Exercise objective:
Using the records below, please work out how many lines contain "Policy"; answer with the number alone.

Dataset content:
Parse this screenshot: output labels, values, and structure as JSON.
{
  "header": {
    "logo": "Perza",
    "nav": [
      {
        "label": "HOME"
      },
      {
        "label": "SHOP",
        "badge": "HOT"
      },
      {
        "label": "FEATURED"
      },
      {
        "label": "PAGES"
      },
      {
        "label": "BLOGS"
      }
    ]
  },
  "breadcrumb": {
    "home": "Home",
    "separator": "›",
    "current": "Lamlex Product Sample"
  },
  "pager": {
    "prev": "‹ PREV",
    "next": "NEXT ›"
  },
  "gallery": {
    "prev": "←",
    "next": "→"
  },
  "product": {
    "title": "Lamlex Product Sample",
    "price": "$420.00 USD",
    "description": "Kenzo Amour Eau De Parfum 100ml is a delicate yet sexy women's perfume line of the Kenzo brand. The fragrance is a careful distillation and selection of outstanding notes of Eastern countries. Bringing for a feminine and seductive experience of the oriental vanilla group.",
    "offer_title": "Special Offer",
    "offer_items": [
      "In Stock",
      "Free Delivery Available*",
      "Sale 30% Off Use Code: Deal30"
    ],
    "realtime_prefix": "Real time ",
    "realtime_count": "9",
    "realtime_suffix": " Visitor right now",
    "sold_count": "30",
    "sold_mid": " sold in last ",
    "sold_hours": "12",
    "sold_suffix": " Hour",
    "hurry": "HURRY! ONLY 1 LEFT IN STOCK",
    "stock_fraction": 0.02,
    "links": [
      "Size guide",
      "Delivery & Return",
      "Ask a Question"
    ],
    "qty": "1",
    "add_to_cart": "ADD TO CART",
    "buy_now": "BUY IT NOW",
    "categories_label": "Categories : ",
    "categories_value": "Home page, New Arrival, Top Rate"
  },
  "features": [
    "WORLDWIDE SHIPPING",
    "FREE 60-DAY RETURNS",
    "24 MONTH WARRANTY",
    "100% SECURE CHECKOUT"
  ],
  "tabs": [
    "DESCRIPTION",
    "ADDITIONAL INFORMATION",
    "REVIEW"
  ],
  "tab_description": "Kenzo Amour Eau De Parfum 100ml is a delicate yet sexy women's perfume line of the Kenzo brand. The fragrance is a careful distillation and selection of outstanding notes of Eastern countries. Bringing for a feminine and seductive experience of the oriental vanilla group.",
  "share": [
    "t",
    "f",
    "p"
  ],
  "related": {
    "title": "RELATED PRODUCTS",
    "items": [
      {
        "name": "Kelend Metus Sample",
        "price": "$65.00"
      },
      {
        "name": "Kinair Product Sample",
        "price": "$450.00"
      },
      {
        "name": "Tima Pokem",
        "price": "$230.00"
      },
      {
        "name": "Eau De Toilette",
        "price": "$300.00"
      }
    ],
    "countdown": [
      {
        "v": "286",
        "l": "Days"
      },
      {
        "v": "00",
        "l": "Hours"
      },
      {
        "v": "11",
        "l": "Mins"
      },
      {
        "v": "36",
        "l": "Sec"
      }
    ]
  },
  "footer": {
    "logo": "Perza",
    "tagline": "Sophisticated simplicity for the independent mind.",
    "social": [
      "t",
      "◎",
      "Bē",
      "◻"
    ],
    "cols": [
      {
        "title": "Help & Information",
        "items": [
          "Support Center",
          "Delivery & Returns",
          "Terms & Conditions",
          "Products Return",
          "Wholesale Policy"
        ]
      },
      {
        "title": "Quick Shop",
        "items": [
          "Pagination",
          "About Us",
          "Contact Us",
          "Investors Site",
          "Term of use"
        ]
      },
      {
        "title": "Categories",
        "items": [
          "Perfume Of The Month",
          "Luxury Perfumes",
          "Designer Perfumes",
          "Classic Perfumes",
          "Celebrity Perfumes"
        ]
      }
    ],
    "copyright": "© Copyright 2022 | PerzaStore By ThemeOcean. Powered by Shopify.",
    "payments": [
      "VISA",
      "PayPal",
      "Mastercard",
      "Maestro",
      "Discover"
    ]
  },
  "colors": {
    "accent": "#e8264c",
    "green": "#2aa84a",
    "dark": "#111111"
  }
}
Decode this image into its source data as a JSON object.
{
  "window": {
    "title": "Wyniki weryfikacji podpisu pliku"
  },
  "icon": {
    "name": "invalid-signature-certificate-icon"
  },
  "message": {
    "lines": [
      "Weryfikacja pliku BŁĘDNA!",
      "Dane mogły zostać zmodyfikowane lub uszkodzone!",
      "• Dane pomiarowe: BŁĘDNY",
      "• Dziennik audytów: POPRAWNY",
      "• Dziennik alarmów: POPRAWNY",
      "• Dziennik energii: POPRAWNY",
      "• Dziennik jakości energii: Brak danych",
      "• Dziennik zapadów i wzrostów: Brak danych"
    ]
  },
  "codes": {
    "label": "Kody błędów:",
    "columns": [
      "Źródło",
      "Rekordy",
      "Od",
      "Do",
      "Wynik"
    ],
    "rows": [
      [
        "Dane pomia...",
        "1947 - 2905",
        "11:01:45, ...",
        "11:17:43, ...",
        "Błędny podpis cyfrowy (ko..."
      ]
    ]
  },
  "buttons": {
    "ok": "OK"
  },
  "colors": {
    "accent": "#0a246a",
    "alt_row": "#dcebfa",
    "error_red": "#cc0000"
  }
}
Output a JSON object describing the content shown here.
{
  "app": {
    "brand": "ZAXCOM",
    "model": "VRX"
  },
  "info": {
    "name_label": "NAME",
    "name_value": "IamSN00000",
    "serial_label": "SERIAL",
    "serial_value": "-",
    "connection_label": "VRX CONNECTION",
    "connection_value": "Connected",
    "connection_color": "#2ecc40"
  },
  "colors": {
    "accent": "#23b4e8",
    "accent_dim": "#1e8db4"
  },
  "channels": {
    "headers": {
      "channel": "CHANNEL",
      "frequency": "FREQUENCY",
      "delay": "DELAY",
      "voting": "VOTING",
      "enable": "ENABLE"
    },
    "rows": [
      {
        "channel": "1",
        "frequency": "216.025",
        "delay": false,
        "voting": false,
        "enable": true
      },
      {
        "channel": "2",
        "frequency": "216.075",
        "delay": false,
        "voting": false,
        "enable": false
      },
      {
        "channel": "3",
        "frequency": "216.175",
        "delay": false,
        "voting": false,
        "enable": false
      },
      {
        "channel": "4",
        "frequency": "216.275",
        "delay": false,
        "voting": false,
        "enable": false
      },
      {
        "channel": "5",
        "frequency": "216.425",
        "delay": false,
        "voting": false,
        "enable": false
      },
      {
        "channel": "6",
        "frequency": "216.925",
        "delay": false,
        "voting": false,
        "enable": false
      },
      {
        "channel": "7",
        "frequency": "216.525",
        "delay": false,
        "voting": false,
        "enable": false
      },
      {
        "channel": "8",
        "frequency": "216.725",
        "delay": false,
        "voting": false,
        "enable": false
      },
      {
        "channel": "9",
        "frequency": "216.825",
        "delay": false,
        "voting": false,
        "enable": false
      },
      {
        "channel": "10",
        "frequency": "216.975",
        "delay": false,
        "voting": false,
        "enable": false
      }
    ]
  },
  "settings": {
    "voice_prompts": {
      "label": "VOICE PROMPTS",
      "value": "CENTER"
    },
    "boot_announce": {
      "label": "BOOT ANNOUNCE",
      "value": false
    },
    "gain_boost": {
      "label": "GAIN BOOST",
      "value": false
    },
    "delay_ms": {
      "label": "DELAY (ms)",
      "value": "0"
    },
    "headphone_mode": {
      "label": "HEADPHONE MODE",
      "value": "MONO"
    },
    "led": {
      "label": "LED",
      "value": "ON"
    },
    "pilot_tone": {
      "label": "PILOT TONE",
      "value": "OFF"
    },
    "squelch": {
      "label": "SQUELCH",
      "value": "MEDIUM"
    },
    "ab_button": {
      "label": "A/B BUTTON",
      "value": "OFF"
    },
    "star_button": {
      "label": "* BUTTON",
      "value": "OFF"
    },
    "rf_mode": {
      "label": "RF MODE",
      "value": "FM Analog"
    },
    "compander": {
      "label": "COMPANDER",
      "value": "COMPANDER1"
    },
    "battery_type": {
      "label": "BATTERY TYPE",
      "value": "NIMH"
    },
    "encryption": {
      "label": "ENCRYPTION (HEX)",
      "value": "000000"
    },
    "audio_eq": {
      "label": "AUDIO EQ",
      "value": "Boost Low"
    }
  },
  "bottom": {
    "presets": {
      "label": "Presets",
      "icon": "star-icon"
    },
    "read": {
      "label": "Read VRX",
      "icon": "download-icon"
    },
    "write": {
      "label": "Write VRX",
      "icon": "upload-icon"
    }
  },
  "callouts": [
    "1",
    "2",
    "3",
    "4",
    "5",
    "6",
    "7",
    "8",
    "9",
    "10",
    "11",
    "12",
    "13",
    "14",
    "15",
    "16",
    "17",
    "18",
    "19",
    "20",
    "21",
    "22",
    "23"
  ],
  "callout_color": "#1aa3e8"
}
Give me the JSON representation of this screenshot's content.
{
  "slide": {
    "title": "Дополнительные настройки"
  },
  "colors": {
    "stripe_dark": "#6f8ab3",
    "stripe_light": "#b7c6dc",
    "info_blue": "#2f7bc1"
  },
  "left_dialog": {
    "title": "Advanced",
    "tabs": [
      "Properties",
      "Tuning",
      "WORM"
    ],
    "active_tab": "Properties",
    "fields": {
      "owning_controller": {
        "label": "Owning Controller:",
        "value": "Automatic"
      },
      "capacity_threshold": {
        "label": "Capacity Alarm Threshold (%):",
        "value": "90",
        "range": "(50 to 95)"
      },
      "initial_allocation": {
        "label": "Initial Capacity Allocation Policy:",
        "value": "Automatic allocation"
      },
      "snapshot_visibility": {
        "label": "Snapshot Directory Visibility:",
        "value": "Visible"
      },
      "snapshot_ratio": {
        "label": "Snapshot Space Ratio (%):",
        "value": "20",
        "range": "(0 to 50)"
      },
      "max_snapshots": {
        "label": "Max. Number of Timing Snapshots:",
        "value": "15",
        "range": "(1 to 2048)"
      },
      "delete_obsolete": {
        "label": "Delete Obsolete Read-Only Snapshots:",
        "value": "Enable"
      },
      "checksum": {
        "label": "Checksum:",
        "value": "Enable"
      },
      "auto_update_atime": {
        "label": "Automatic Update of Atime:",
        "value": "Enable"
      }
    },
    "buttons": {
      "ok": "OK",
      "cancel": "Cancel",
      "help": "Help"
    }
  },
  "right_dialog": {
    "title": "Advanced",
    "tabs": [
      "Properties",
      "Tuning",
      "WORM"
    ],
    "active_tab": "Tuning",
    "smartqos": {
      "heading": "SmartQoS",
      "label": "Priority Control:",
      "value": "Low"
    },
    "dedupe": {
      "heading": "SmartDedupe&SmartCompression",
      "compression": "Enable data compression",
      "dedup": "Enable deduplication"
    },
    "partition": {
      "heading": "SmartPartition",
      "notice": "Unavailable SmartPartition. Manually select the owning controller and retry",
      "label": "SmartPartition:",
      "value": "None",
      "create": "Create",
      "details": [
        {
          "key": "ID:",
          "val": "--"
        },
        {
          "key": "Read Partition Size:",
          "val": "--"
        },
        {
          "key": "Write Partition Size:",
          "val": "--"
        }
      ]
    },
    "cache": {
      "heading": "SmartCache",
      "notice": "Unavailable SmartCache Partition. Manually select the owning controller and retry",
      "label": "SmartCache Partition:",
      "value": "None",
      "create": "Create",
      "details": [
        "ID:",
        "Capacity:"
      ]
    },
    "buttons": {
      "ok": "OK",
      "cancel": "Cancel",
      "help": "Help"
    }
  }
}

Output of the task:
2